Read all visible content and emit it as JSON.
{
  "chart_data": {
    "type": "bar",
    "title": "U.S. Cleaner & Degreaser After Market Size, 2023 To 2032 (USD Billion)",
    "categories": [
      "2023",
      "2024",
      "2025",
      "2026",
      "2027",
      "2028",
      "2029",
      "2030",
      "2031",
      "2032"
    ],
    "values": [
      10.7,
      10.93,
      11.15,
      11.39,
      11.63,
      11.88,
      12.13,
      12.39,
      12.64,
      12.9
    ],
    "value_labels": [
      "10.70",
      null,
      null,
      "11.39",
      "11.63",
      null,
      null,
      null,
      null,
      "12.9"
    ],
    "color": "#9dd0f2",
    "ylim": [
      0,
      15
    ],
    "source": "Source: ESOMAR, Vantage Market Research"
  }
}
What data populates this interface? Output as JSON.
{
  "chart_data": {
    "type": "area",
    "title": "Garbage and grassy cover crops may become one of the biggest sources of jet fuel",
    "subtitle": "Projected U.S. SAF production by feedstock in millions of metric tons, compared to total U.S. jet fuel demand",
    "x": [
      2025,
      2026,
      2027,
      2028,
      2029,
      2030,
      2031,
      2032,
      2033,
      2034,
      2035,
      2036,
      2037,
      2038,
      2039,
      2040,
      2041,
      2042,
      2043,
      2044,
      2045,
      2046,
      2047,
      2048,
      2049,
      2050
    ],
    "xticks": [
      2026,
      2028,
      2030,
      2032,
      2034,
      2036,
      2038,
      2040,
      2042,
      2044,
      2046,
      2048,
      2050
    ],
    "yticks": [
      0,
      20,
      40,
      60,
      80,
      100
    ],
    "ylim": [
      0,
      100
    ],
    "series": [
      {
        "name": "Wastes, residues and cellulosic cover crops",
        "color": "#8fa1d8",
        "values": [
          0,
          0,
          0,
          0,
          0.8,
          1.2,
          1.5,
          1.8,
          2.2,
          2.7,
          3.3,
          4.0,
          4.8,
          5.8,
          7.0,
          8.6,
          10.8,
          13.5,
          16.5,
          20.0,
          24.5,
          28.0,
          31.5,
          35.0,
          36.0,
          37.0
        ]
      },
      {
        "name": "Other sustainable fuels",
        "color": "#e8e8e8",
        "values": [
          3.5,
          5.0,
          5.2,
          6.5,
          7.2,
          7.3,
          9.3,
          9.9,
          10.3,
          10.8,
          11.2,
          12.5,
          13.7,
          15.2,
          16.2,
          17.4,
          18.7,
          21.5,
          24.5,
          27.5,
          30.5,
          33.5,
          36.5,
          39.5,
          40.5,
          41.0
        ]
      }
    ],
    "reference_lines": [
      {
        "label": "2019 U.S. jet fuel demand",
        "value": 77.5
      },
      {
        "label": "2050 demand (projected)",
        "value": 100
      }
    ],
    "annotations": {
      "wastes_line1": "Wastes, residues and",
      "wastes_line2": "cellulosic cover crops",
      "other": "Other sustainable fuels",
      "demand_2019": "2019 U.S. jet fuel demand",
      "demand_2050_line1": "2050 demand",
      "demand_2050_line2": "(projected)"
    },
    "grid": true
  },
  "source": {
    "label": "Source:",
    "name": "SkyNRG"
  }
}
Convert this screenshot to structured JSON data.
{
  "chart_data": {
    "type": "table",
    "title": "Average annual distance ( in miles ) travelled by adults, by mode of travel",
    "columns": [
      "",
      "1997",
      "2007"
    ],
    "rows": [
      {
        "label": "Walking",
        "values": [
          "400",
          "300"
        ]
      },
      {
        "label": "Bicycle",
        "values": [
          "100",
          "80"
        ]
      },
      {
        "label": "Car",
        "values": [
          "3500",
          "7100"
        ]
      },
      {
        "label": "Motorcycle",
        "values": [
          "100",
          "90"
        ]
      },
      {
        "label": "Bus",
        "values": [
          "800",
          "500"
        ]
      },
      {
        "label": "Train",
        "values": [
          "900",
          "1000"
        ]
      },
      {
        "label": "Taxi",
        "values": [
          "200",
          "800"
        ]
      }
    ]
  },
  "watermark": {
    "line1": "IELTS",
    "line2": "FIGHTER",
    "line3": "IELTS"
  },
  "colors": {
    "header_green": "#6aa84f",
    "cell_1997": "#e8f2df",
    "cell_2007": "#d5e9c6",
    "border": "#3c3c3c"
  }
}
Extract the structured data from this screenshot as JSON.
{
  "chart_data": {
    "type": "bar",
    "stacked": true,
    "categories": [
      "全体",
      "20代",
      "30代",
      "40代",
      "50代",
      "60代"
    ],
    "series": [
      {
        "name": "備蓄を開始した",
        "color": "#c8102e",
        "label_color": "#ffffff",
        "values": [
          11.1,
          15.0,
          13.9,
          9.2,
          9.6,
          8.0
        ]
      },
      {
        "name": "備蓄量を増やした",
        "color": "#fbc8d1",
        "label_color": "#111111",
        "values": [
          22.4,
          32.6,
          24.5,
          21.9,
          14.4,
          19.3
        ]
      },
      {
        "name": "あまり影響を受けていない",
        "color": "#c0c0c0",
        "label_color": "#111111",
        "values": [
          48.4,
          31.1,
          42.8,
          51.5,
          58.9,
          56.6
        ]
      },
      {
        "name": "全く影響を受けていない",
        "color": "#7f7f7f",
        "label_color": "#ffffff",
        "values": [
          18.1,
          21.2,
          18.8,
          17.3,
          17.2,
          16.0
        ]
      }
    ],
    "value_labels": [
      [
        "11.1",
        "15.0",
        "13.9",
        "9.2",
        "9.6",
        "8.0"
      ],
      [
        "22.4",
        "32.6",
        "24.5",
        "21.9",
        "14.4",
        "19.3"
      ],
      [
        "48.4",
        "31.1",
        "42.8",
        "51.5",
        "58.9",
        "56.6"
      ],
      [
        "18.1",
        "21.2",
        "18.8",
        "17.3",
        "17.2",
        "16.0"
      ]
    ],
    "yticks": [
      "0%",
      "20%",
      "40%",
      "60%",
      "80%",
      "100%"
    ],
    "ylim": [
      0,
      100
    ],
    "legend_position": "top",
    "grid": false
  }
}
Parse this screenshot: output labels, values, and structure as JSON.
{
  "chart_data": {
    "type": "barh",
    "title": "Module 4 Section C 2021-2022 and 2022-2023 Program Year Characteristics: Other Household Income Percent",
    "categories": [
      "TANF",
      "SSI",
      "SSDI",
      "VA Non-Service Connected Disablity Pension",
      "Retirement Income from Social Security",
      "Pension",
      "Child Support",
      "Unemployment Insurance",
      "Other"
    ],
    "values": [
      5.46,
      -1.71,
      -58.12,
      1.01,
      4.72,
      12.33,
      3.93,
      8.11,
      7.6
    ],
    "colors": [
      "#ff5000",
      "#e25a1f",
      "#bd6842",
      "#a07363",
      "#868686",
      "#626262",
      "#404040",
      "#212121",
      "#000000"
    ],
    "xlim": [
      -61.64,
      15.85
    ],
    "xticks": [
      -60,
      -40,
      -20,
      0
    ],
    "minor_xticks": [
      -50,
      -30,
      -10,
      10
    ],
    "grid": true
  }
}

> **SHORT PROBLEM**: Give every line of the material again, exactly as it reads.

> **RESPONSE TO THE EXERCISE**:
Read all visible content and emit it as JSON.
{
  "chart_data": {
    "type": "bar",
    "title": "U.S. Cleaner & Degreaser After Market Size, 2023 To 2032 (USD Billion)",
    "categories": [
      "2023",
      "2024",
      "2025",
      "2026",
      "2027",
      "2028",
      "2029",
      "2030",
      "2031",
      "2032"
    ],
    "values": [
      10.7,
      10.93,
      11.15,
      11.39,
      11.63,
      11.88,
      12.13,
      12.39,
      12.64,
      12.9
    ],
    "value_labels": [
      "10.70",
      null,
      null,
      "11.39",
      "11.63",
      null,
      null,
      null,
      null,
      "12.9"
    ],
    "color": "#9dd0f2",
    "ylim": [
      0,
      15
    ],
    "source": "Source: ESOMAR, Vantage Market Research"
  }
}
What data populates this interface? Output as JSON.
{
  "chart_data": {
    "type": "area",
    "title": "Garbage and grassy cover crops may become one of the biggest sources of jet fuel",
    "subtitle": "Projected U.S. SAF production by feedstock in millions of metric tons, compared to total U.S. jet fuel demand",
    "x": [
      2025,
      2026,
      2027,
      2028,
      2029,
      2030,
      2031,
      2032,
      2033,
      2034,
      2035,
      2036,
      2037,
      2038,
      2039,
      2040,
      2041,
      2042,
      2043,
      2044,
      2045,
      2046,
      2047,
      2048,
      2049,
      2050
    ],
    "xticks": [
      2026,
      2028,
      2030,
      2032,
      2034,
      2036,
      2038,
      2040,
      2042,
      2044,
      2046,
      2048,
      2050
    ],
    "yticks": [
      0,
      20,
      40,
      60,
      80,
      100
    ],
    "ylim": [
      0,
      100
    ],
    "series": [
      {
        "name": "Wastes, residues and cellulosic cover crops",
        "color": "#8fa1d8",
        "values": [
          0,
          0,
          0,
          0,
          0.8,
          1.2,
          1.5,
          1.8,
          2.2,
          2.7,
          3.3,
          4.0,
          4.8,
          5.8,
          7.0,
          8.6,
          10.8,
          13.5,
          16.5,
          20.0,
          24.5,
          28.0,
          31.5,
          35.0,
          36.0,
          37.0
        ]
      },
      {
        "name": "Other sustainable fuels",
        "color": "#e8e8e8",
        "values": [
          3.5,
          5.0,
          5.2,
          6.5,
          7.2,
          7.3,
          9.3,
          9.9,
          10.3,
          10.8,
          11.2,
          12.5,
          13.7,
          15.2,
          16.2,
          17.4,
          18.7,
          21.5,
          24.5,
          27.5,
          30.5,
          33.5,
          36.5,
          39.5,
          40.5,
          41.0
        ]
      }
    ],
    "reference_lines": [
      {
        "label": "2019 U.S. jet fuel demand",
        "value": 77.5
      },
      {
        "label": "2050 demand (projected)",
        "value": 100
      }
    ],
    "annotations": {
      "wastes_line1": "Wastes, residues and",
      "wastes_line2": "cellulosic cover crops",
      "other": "Other sustainable fuels",
      "demand_2019": "2019 U.S. jet fuel demand",
      "demand_2050_line1": "2050 demand",
      "demand_2050_line2": "(projected)"
    },
    "grid": true
  },
  "source": {
    "label": "Source:",
    "name": "SkyNRG"
  }
}
Convert this screenshot to structured JSON data.
{
  "chart_data": {
    "type": "table",
    "title": "Average annual distance ( in miles ) travelled by adults, by mode of travel",
    "columns": [
      "",
      "1997",
      "2007"
    ],
    "rows": [
      {
        "label": "Walking",
        "values": [
          "400",
          "300"
        ]
      },
      {
        "label": "Bicycle",
        "values": [
          "100",
          "80"
        ]
      },
      {
        "label": "Car",
        "values": [
          "3500",
          "7100"
        ]
      },
      {
        "label": "Motorcycle",
        "values": [
          "100",
          "90"
        ]
      },
      {
        "label": "Bus",
        "values": [
          "800",
          "500"
        ]
      },
      {
        "label": "Train",
        "values": [
          "900",
          "1000"
        ]
      },
      {
        "label": "Taxi",
        "values": [
          "200",
          "800"
        ]
      }
    ]
  },
  "watermark": {
    "line1": "IELTS",
    "line2": "FIGHTER",
    "line3": "IELTS"
  },
  "colors": {
    "header_green": "#6aa84f",
    "cell_1997": "#e8f2df",
    "cell_2007": "#d5e9c6",
    "border": "#3c3c3c"
  }
}
Extract the structured data from this screenshot as JSON.
{
  "chart_data": {
    "type": "bar",
    "stacked": true,
    "categories": [
      "全体",
      "20代",
      "30代",
      "40代",
      "50代",
      "60代"
    ],
    "series": [
      {
        "name": "備蓄を開始した",
        "color": "#c8102e",
        "label_color": "#ffffff",
        "values": [
          11.1,
          15.0,
          13.9,
          9.2,
          9.6,
          8.0
        ]
      },
      {
        "name": "備蓄量を増やした",
        "color": "#fbc8d1",
        "label_color": "#111111",
        "values": [
          22.4,
          32.6,
          24.5,
          21.9,
          14.4,
          19.3
        ]
      },
      {
        "name": "あまり影響を受けていない",
        "color": "#c0c0c0",
        "label_color": "#111111",
        "values": [
          48.4,
          31.1,
          42.8,
          51.5,
          58.9,
          56.6
        ]
      },
      {
        "name": "全く影響を受けていない",
        "color": "#7f7f7f",
        "label_color": "#ffffff",
        "values": [
          18.1,
          21.2,
          18.8,
          17.3,
          17.2,
          16.0
        ]
      }
    ],
    "value_labels": [
      [
        "11.1",
        "15.0",
        "13.9",
        "9.2",
        "9.6",
        "8.0"
      ],
      [
        "22.4",
        "32.6",
        "24.5",
        "21.9",
        "14.4",
        "19.3"
      ],
      [
        "48.4",
        "31.1",
        "42.8",
        "51.5",
        "58.9",
        "56.6"
      ],
      [
        "18.1",
        "21.2",
        "18.8",
        "17.3",
        "17.2",
        "16.0"
      ]
    ],
    "yticks": [
      "0%",
      "20%",
      "40%",
      "60%",
      "80%",
      "100%"
    ],
    "ylim": [
      0,
      100
    ],
    "legend_position": "top",
    "grid": false
  }
}
Parse this screenshot: output labels, values, and structure as JSON.
{
  "chart_data": {
    "type": "barh",
    "title": "Module 4 Section C 2021-2022 and 2022-2023 Program Year Characteristics: Other Household Income Percent",
    "categories": [
      "TANF",
      "SSI",
      "SSDI",
      "VA Non-Service Connected Disablity Pension",
      "Retirement Income from Social Security",
      "Pension",
      "Child Support",
      "Unemployment Insurance",
      "Other"
    ],
    "values": [
      5.46,
      -1.71,
      -58.12,
      1.01,
      4.72,
      12.33,
      3.93,
      8.11,
      7.6
    ],
    "colors": [
      "#ff5000",
      "#e25a1f",
      "#bd6842",
      "#a07363",
      "#868686",
      "#626262",
      "#404040",
      "#212121",
      "#000000"
    ],
    "xlim": [
      -61.64,
      15.85
    ],
    "xticks": [
      -60,
      -40,
      -20,
      0
    ],
    "minor_xticks": [
      -50,
      -30,
      -10,
      10
    ],
    "grid": true
  }
}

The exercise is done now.